§ Problem to solve
Drop all images and give the records again exactly.

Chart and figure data
══════════

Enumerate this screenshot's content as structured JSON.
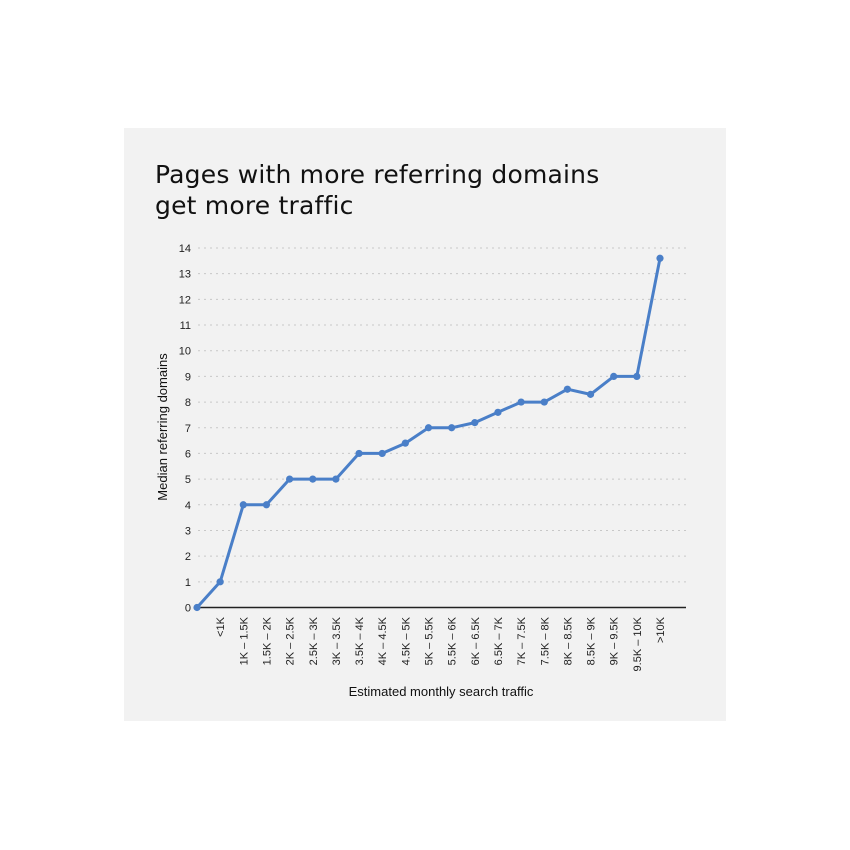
{
  "colors": {
    "background": "#f2f2f2",
    "line": "#4a7fc8",
    "grid": "#c8c8c8",
    "axis": "#222222"
  },
  "chart_data": {
    "type": "line",
    "title_lines": [
      "Pages with more referring domains",
      "get more traffic"
    ],
    "xlabel": "Estimated monthly search traffic",
    "ylabel": "Median referring domains",
    "ylim": [
      0,
      14
    ],
    "yticks": [
      0,
      1,
      2,
      3,
      4,
      5,
      6,
      7,
      8,
      9,
      10,
      11,
      12,
      13,
      14
    ],
    "grid": "horizontal dotted",
    "categories": [
      "",
      "<1K",
      "1K – 1.5K",
      "1.5K – 2K",
      "2K – 2.5K",
      "2.5K – 3K",
      "3K – 3.5K",
      "3.5K – 4K",
      "4K – 4.5K",
      "4.5K – 5K",
      "5K – 5.5K",
      "5.5K – 6K",
      "6K – 6.5K",
      "6.5K – 7K",
      "7K – 7.5K",
      "7.5K – 8K",
      "8K – 8.5K",
      "8.5K – 9K",
      "9K – 9.5K",
      "9.5K – 10K",
      ">10K"
    ],
    "values": [
      0,
      1,
      4,
      4,
      5,
      5,
      5,
      6,
      6,
      6.4,
      7,
      7,
      7.2,
      7.6,
      8,
      8,
      8.5,
      8.3,
      9,
      9,
      13.6
    ]
  }
}
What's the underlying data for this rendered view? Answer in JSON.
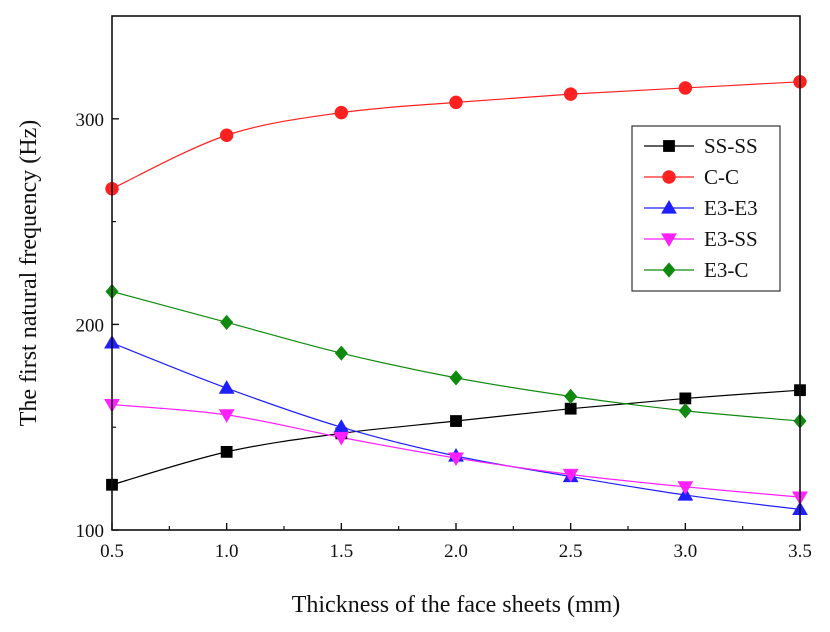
{
  "chart_data": {
    "type": "line",
    "title": "",
    "xlabel": "Thickness of the face sheets (mm)",
    "ylabel": "The first natural frequency (Hz)",
    "xlim": [
      0.5,
      3.5
    ],
    "ylim": [
      100,
      350
    ],
    "x_ticks": [
      "0.5",
      "1.0",
      "1.5",
      "2.0",
      "2.5",
      "3.0",
      "3.5"
    ],
    "y_ticks": [
      "100",
      "200",
      "300"
    ],
    "grid": false,
    "legend_position": "top-right",
    "x": [
      0.5,
      1.0,
      1.5,
      2.0,
      2.5,
      3.0,
      3.5
    ],
    "series": [
      {
        "name": "SS-SS",
        "color": "#000000",
        "marker": "square",
        "values": [
          122,
          138,
          147,
          153,
          159,
          164,
          168
        ]
      },
      {
        "name": "C-C",
        "color": "#ff2020",
        "marker": "circle",
        "values": [
          266,
          292,
          303,
          308,
          312,
          315,
          318
        ]
      },
      {
        "name": "E3-E3",
        "color": "#1f1fff",
        "marker": "triangle-up",
        "values": [
          191,
          169,
          150,
          136,
          126,
          117,
          110
        ]
      },
      {
        "name": "E3-SS",
        "color": "#ff20ff",
        "marker": "triangle-down",
        "values": [
          161,
          156,
          145,
          135,
          127,
          121,
          116
        ]
      },
      {
        "name": "E3-C",
        "color": "#0f8a0f",
        "marker": "diamond",
        "values": [
          216,
          201,
          186,
          174,
          165,
          158,
          153
        ]
      }
    ]
  }
}
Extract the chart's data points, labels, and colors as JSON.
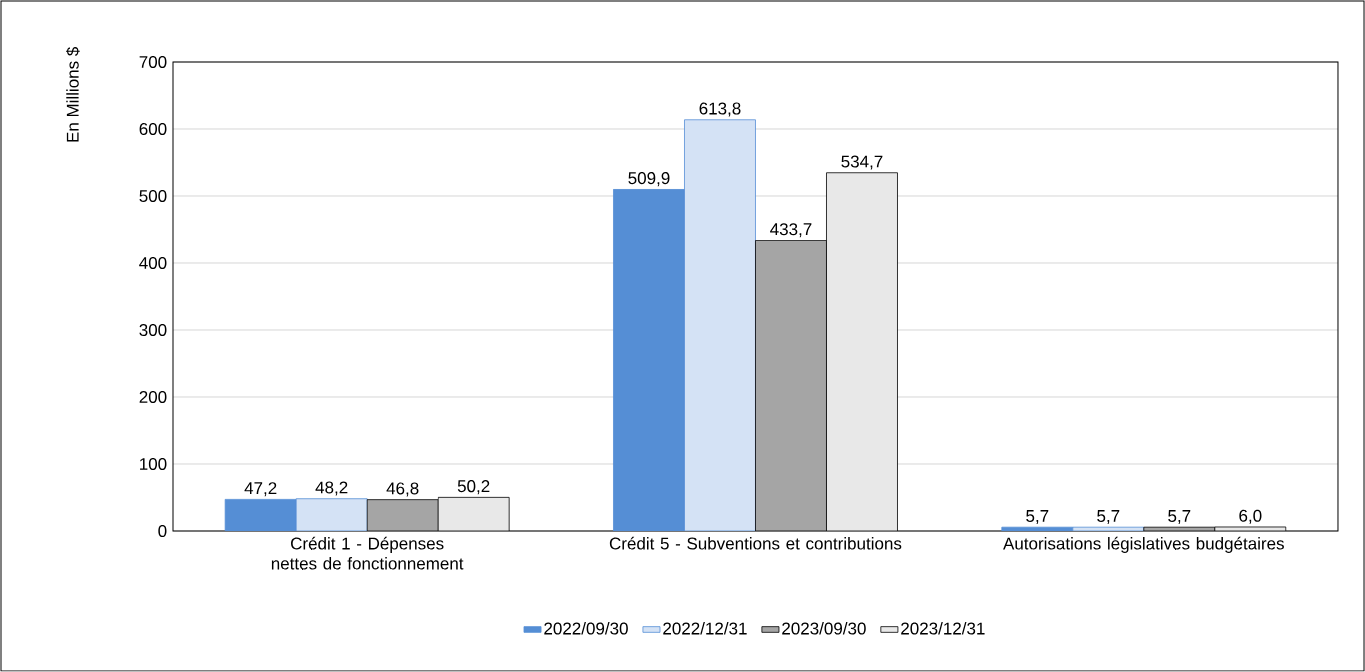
{
  "chart_data": {
    "type": "bar",
    "ylabel": "En Millions $",
    "categories": [
      "Crédit 1 - Dépenses nettes de fonctionnement",
      "Crédit 5 - Subventions et contributions",
      "Autorisations législatives budgétaires"
    ],
    "series": [
      {
        "name": "2022/09/30",
        "color": "#558ed5",
        "values": [
          47.2,
          509.9,
          5.7
        ],
        "value_labels": [
          "47,2",
          "509,9",
          "5,7"
        ]
      },
      {
        "name": "2022/12/31",
        "color": "#d4e2f5",
        "values": [
          48.2,
          613.8,
          5.7
        ],
        "value_labels": [
          "48,2",
          "613,8",
          "5,7"
        ]
      },
      {
        "name": "2023/09/30",
        "color": "#a5a5a5",
        "values": [
          46.8,
          433.7,
          5.7
        ],
        "value_labels": [
          "46,8",
          "433,7",
          "5,7"
        ]
      },
      {
        "name": "2023/12/31",
        "color": "#e8e8e8",
        "values": [
          50.2,
          534.7,
          6.0
        ],
        "value_labels": [
          "50,2",
          "534,7",
          "6,0"
        ]
      }
    ],
    "ylim": [
      0,
      700
    ],
    "yticks": [
      0,
      100,
      200,
      300,
      400,
      500,
      600,
      700
    ],
    "grid": "y",
    "legend": "bottom"
  }
}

══════════

§ Output below
Enumerate this screenshot's content as structured JSON.
{
  "colors": {
    "background": "#f2f2f2",
    "line": "#4a7fc8",
    "grid": "#c8c8c8",
    "axis": "#222222"
  },
  "chart_data": {
    "type": "line",
    "title_lines": [
      "Pages with more referring domains",
      "get more traffic"
    ],
    "xlabel": "Estimated monthly search traffic",
    "ylabel": "Median referring domains",
    "ylim": [
      0,
      14
    ],
    "yticks": [
      0,
      1,
      2,
      3,
      4,
      5,
      6,
      7,
      8,
      9,
      10,
      11,
      12,
      13,
      14
    ],
    "grid": "horizontal dotted",
    "categories": [
      "",
      "<1K",
      "1K – 1.5K",
      "1.5K – 2K",
      "2K – 2.5K",
      "2.5K – 3K",
      "3K – 3.5K",
      "3.5K – 4K",
      "4K – 4.5K",
      "4.5K – 5K",
      "5K – 5.5K",
      "5.5K – 6K",
      "6K – 6.5K",
      "6.5K – 7K",
      "7K – 7.5K",
      "7.5K – 8K",
      "8K – 8.5K",
      "8.5K – 9K",
      "9K – 9.5K",
      "9.5K – 10K",
      ">10K"
    ],
    "values": [
      0,
      1,
      4,
      4,
      5,
      5,
      5,
      6,
      6,
      6.4,
      7,
      7,
      7.2,
      7.6,
      8,
      8,
      8.5,
      8.3,
      9,
      9,
      13.6
    ]
  }
}
What's the underlying data for this rendered view? Answer in JSON.
{
  "chart_data": {
    "type": "line",
    "title": "",
    "xlabel": "Thickness of the face sheets (mm)",
    "ylabel": "The first natural frequency (Hz)",
    "xlim": [
      0.5,
      3.5
    ],
    "ylim": [
      100,
      350
    ],
    "x_ticks": [
      "0.5",
      "1.0",
      "1.5",
      "2.0",
      "2.5",
      "3.0",
      "3.5"
    ],
    "y_ticks": [
      "100",
      "200",
      "300"
    ],
    "grid": false,
    "legend_position": "top-right",
    "x": [
      0.5,
      1.0,
      1.5,
      2.0,
      2.5,
      3.0,
      3.5
    ],
    "series": [
      {
        "name": "SS-SS",
        "color": "#000000",
        "marker": "square",
        "values": [
          122,
          138,
          147,
          153,
          159,
          164,
          168
        ]
      },
      {
        "name": "C-C",
        "color": "#ff2020",
        "marker": "circle",
        "values": [
          266,
          292,
          303,
          308,
          312,
          315,
          318
        ]
      },
      {
        "name": "E3-E3",
        "color": "#1f1fff",
        "marker": "triangle-up",
        "values": [
          191,
          169,
          150,
          136,
          126,
          117,
          110
        ]
      },
      {
        "name": "E3-SS",
        "color": "#ff20ff",
        "marker": "triangle-down",
        "values": [
          161,
          156,
          145,
          135,
          127,
          121,
          116
        ]
      },
      {
        "name": "E3-C",
        "color": "#0f8a0f",
        "marker": "diamond",
        "values": [
          216,
          201,
          186,
          174,
          165,
          158,
          153
        ]
      }
    ]
  }
}
Extract the chart's data points, labels, and colors as JSON.
{
  "chart_data": {
    "type": "bar",
    "ylabel": "En Millions $",
    "categories": [
      "Crédit 1 - Dépenses nettes de fonctionnement",
      "Crédit 5 - Subventions et contributions",
      "Autorisations législatives budgétaires"
    ],
    "series": [
      {
        "name": "2022/09/30",
        "color": "#558ed5",
        "values": [
          47.2,
          509.9,
          5.7
        ],
        "value_labels": [
          "47,2",
          "509,9",
          "5,7"
        ]
      },
      {
        "name": "2022/12/31",
        "color": "#d4e2f5",
        "values": [
          48.2,
          613.8,
          5.7
        ],
        "value_labels": [
          "48,2",
          "613,8",
          "5,7"
        ]
      },
      {
        "name": "2023/09/30",
        "color": "#a5a5a5",
        "values": [
          46.8,
          433.7,
          5.7
        ],
        "value_labels": [
          "46,8",
          "433,7",
          "5,7"
        ]
      },
      {
        "name": "2023/12/31",
        "color": "#e8e8e8",
        "values": [
          50.2,
          534.7,
          6.0
        ],
        "value_labels": [
          "50,2",
          "534,7",
          "6,0"
        ]
      }
    ],
    "ylim": [
      0,
      700
    ],
    "yticks": [
      0,
      100,
      200,
      300,
      400,
      500,
      600,
      700
    ],
    "grid": "y",
    "legend": "bottom"
  }
}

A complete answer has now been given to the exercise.